Supplied records:

# # # # # # #

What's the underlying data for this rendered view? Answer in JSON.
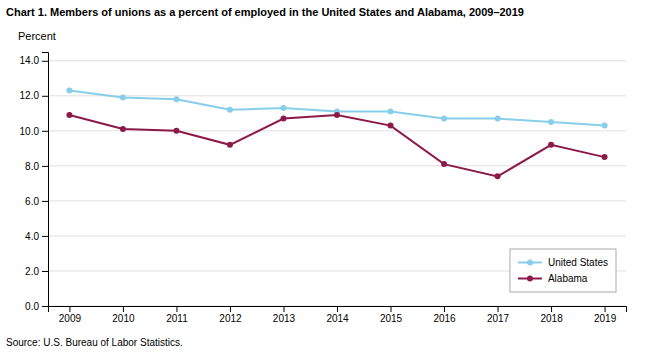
{
  "chart_data": {
    "type": "line",
    "title": "Chart 1. Members of unions as a percent of employed in the United States and Alabama, 2009–2019",
    "ylabel": "Percent",
    "annotations": [
      "Source: U.S. Bureau of Labor Statistics."
    ],
    "x": [
      2009,
      2010,
      2011,
      2012,
      2013,
      2014,
      2015,
      2016,
      2017,
      2018,
      2019
    ],
    "xlim": [
      2008.6,
      2019.4
    ],
    "xticks": [
      2009,
      2010,
      2011,
      2012,
      2013,
      2014,
      2015,
      2016,
      2017,
      2018,
      2019
    ],
    "ylim": [
      0,
      14.5
    ],
    "yticks": [
      {
        "value": 0,
        "label": "0.0"
      },
      {
        "value": 2,
        "label": "2.0"
      },
      {
        "value": 4,
        "label": "4.0"
      },
      {
        "value": 6,
        "label": "6.0"
      },
      {
        "value": 8,
        "label": "8.0"
      },
      {
        "value": 10,
        "label": "10.0"
      },
      {
        "value": 12,
        "label": "12.0"
      },
      {
        "value": 14,
        "label": "14.0"
      }
    ],
    "grid": true,
    "legend": "lower right",
    "marker": "circle",
    "series": [
      {
        "name": "United States",
        "color": "#87CEEB",
        "values": [
          12.3,
          11.9,
          11.8,
          11.2,
          11.3,
          11.1,
          11.1,
          10.7,
          10.7,
          10.5,
          10.3
        ]
      },
      {
        "name": "Alabama",
        "color": "#8B1A4A",
        "values": [
          10.9,
          10.1,
          10.0,
          9.2,
          10.7,
          10.9,
          10.3,
          8.1,
          7.4,
          9.2,
          8.5
        ]
      }
    ]
  }
}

# # # # # # #

To be done: The data should be printed again unchanged; leave its pictures out.

Finished answer:
What's the underlying data for this rendered view? Answer in JSON.
{
  "chart_data": {
    "type": "line",
    "title": "Chart 1. Members of unions as a percent of employed in the United States and Alabama, 2009–2019",
    "ylabel": "Percent",
    "annotations": [
      "Source: U.S. Bureau of Labor Statistics."
    ],
    "x": [
      2009,
      2010,
      2011,
      2012,
      2013,
      2014,
      2015,
      2016,
      2017,
      2018,
      2019
    ],
    "xlim": [
      2008.6,
      2019.4
    ],
    "xticks": [
      2009,
      2010,
      2011,
      2012,
      2013,
      2014,
      2015,
      2016,
      2017,
      2018,
      2019
    ],
    "ylim": [
      0,
      14.5
    ],
    "yticks": [
      {
        "value": 0,
        "label": "0.0"
      },
      {
        "value": 2,
        "label": "2.0"
      },
      {
        "value": 4,
        "label": "4.0"
      },
      {
        "value": 6,
        "label": "6.0"
      },
      {
        "value": 8,
        "label": "8.0"
      },
      {
        "value": 10,
        "label": "10.0"
      },
      {
        "value": 12,
        "label": "12.0"
      },
      {
        "value": 14,
        "label": "14.0"
      }
    ],
    "grid": true,
    "legend": "lower right",
    "marker": "circle",
    "series": [
      {
        "name": "United States",
        "color": "#87CEEB",
        "values": [
          12.3,
          11.9,
          11.8,
          11.2,
          11.3,
          11.1,
          11.1,
          10.7,
          10.7,
          10.5,
          10.3
        ]
      },
      {
        "name": "Alabama",
        "color": "#8B1A4A",
        "values": [
          10.9,
          10.1,
          10.0,
          9.2,
          10.7,
          10.9,
          10.3,
          8.1,
          7.4,
          9.2,
          8.5
        ]
      }
    ]
  }
}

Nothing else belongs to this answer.